**What this task involves:** Find the lines holding "desc" and copy them.

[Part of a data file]
::::

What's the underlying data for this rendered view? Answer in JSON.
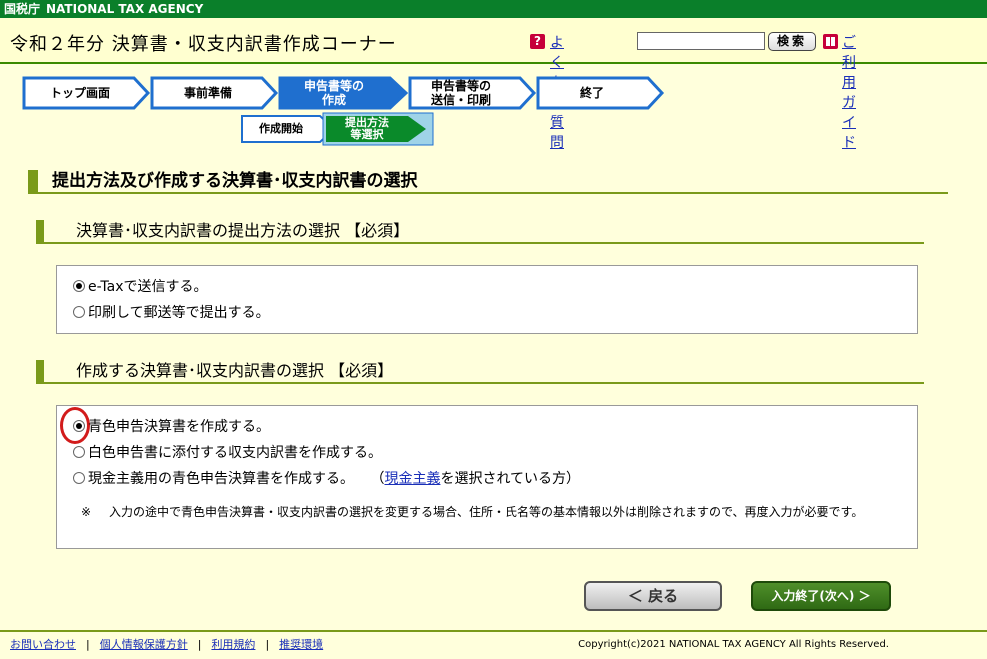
{
  "topbar": {
    "agency_jp": "国税庁",
    "agency_en": "NATIONAL TAX AGENCY"
  },
  "header": {
    "title": "令和２年分 決算書・収支内訳書作成コーナー",
    "faq_label": "よくある質問",
    "search_button": "検索",
    "guide_label": "ご利用ガイド",
    "search_value": ""
  },
  "steps": [
    {
      "label": "トップ画面",
      "state": "default"
    },
    {
      "label": "事前準備",
      "state": "default"
    },
    {
      "label": "申告書等の\n作成",
      "state": "active"
    },
    {
      "label": "申告書等の\n送信・印刷",
      "state": "default"
    },
    {
      "label": "終了",
      "state": "default"
    }
  ],
  "substeps": [
    {
      "label": "作成開始",
      "state": "default"
    },
    {
      "label": "提出方法\n等選択",
      "state": "current"
    }
  ],
  "main": {
    "title": "提出方法及び作成する決算書･収支内訳書の選択",
    "submission": {
      "title": "決算書･収支内訳書の提出方法の選択 【必須】",
      "options": [
        {
          "label": "e-Taxで送信する。",
          "selected": true
        },
        {
          "label": "印刷して郵送等で提出する。",
          "selected": false
        }
      ]
    },
    "document": {
      "title": "作成する決算書･収支内訳書の選択 【必須】",
      "options": [
        {
          "label": "青色申告決算書を作成する。",
          "selected": true
        },
        {
          "label": "白色申告書に添付する収支内訳書を作成する。",
          "selected": false
        },
        {
          "label": "現金主義用の青色申告決算書を作成する。",
          "selected": false
        }
      ],
      "cash_note_open": "（",
      "cash_link": "現金主義",
      "cash_note_close": "を選択されている方）",
      "note_mark": "※",
      "note": "入力の途中で青色申告決算書・収支内訳書の選択を変更する場合、住所・氏名等の基本情報以外は削除されますので、再度入力が必要です。"
    }
  },
  "buttons": {
    "back": "＜ 戻る",
    "next": "入力終了(次へ) ＞"
  },
  "footer": {
    "links": [
      "お問い合わせ",
      "個人情報保護方針",
      "利用規約",
      "推奨環境"
    ],
    "copyright": "Copyright(c)2021 NATIONAL TAX AGENCY All Rights Reserved."
  },
  "colors": {
    "brand_green": "#0a7f2a",
    "step_blue": "#1f6fcf",
    "accent_olive": "#7a9a1a",
    "highlight_red": "#d21b1b"
  }
}
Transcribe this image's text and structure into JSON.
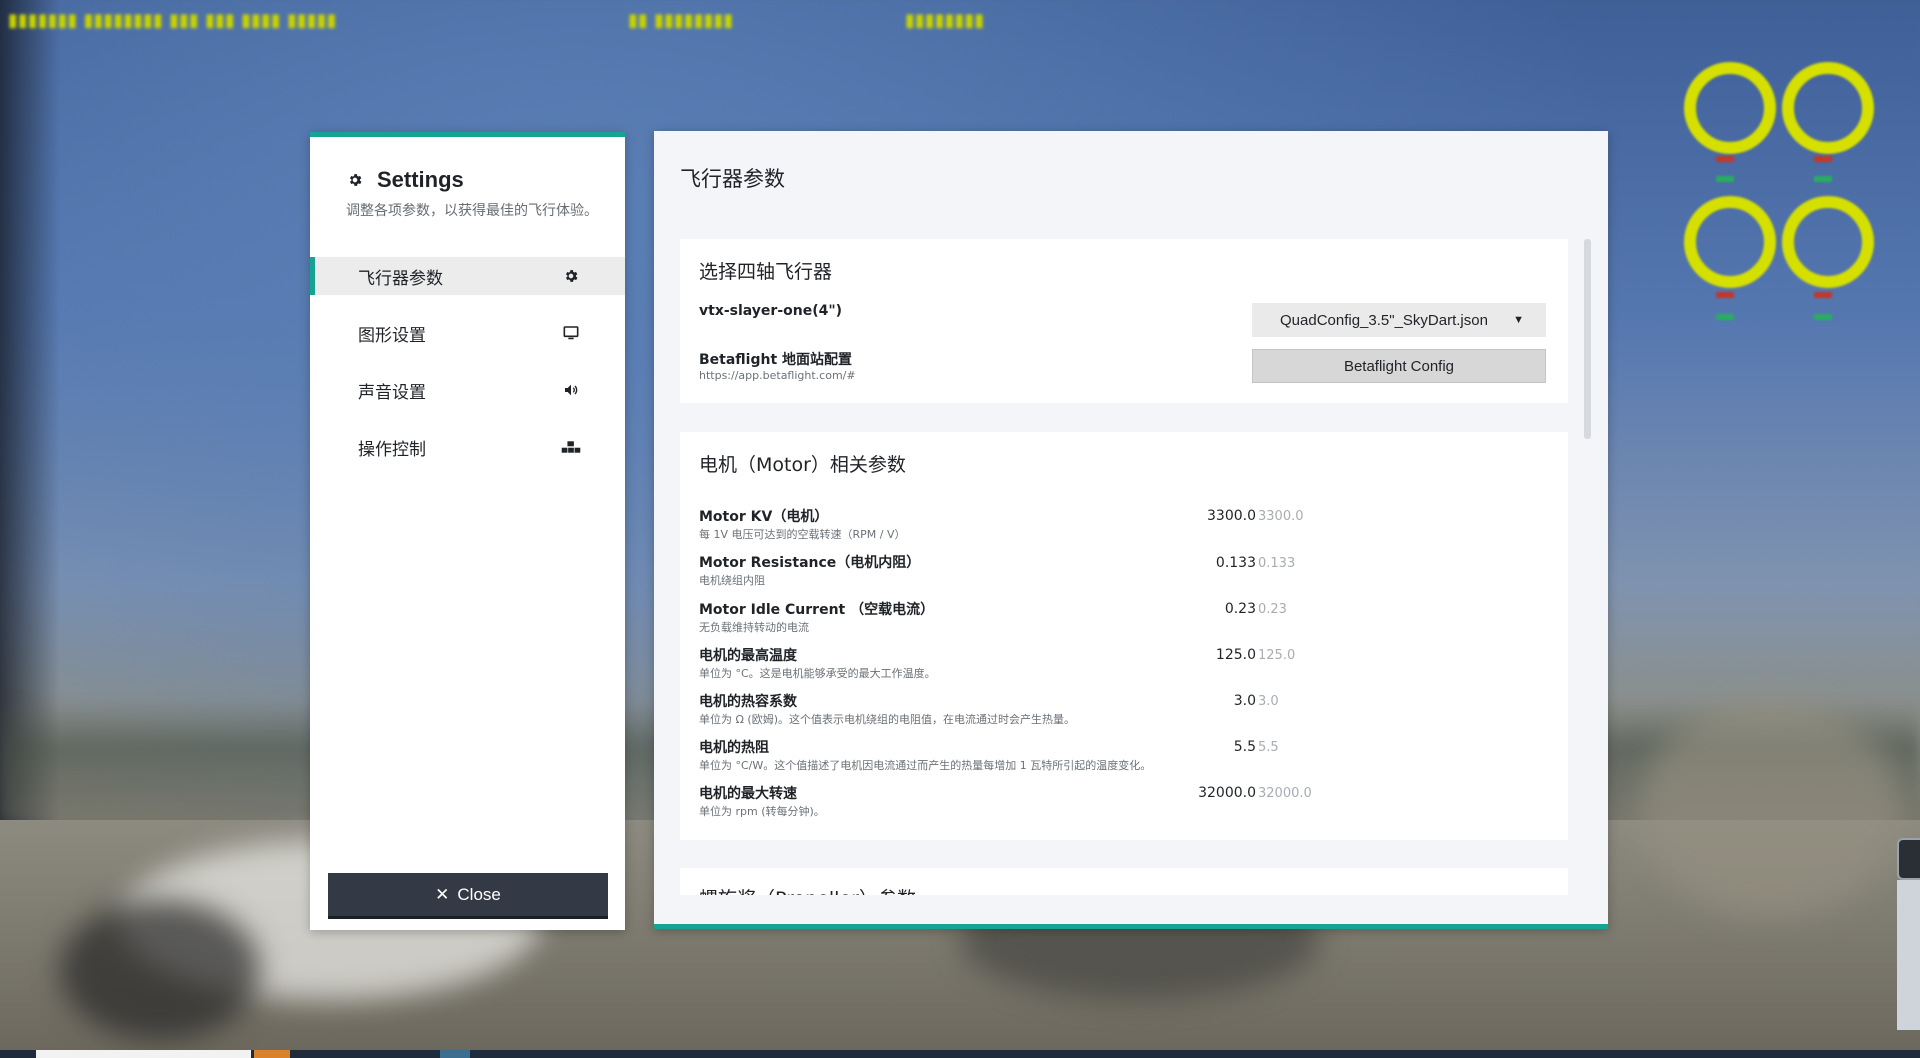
{
  "colors": {
    "accent": "#16a394",
    "dark_button": "#343a45",
    "panel_bg": "#f4f5f9"
  },
  "sidebar": {
    "title": "Settings",
    "title_icon": "gear-icon",
    "subtitle": "调整各项参数，以获得最佳的飞行体验。",
    "items": [
      {
        "label": "飞行器参数",
        "icon": "gear-icon",
        "active": true
      },
      {
        "label": "图形设置",
        "icon": "monitor-icon",
        "active": false
      },
      {
        "label": "声音设置",
        "icon": "speaker-icon",
        "active": false
      },
      {
        "label": "操作控制",
        "icon": "gamepad-icon",
        "active": false
      }
    ],
    "close_label": "Close"
  },
  "main": {
    "title": "飞行器参数",
    "quad_section": {
      "title": "选择四轴飞行器",
      "quad_name": "vtx-slayer-one(4\")",
      "config_select_value": "QuadConfig_3.5\"_SkyDart.json",
      "betaflight_label": "Betaflight 地面站配置",
      "betaflight_url": "https://app.betaflight.com/#",
      "betaflight_button": "Betaflight Config"
    },
    "motor_section": {
      "title": "电机（Motor）相关参数",
      "rows": [
        {
          "label": "Motor KV（电机）",
          "desc": "每 1V 电压可达到的空载转速（RPM / V）",
          "value": "3300.0",
          "default": "3300.0"
        },
        {
          "label": "Motor Resistance（电机内阻）",
          "desc": "电机绕组内阻",
          "value": "0.133",
          "default": "0.133"
        },
        {
          "label": "Motor Idle Current （空载电流）",
          "desc": "无负载维持转动的电流",
          "value": "0.23",
          "default": "0.23"
        },
        {
          "label": "电机的最高温度",
          "desc": "单位为 °C。这是电机能够承受的最大工作温度。",
          "value": "125.0",
          "default": "125.0"
        },
        {
          "label": "电机的热容系数",
          "desc": "单位为 Ω (欧姆)。这个值表示电机绕组的电阻值，在电流通过时会产生热量。",
          "value": "3.0",
          "default": "3.0"
        },
        {
          "label": "电机的热阻",
          "desc": "单位为 °C/W。这个值描述了电机因电流通过而产生的热量每增加 1 瓦特所引起的温度变化。",
          "value": "5.5",
          "default": "5.5"
        },
        {
          "label": "电机的最大转速",
          "desc": "单位为 rpm (转每分钟)。",
          "value": "32000.0",
          "default": "32000.0"
        }
      ]
    },
    "propeller_section": {
      "title": "螺旋桨（Propeller）参数"
    }
  }
}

::::

**Task output:**
          "desc": "每 1V 电压可达到的空载转速（RPM / V）",
          "desc": "电机绕组内阻",
          "desc": "无负载维持转动的电流",
          "desc": "单位为 °C。这是电机能够承受的最大工作温度。",
          "desc": "单位为 Ω (欧姆)。这个值表示电机绕组的电阻值，在电流通过时会产生热量。",
          "desc": "单位为 °C/W。这个值描述了电机因电流通过而产生的热量每增加 1 瓦特所引起的温度变化。",
          "desc": "单位为 rpm (转每分钟)。",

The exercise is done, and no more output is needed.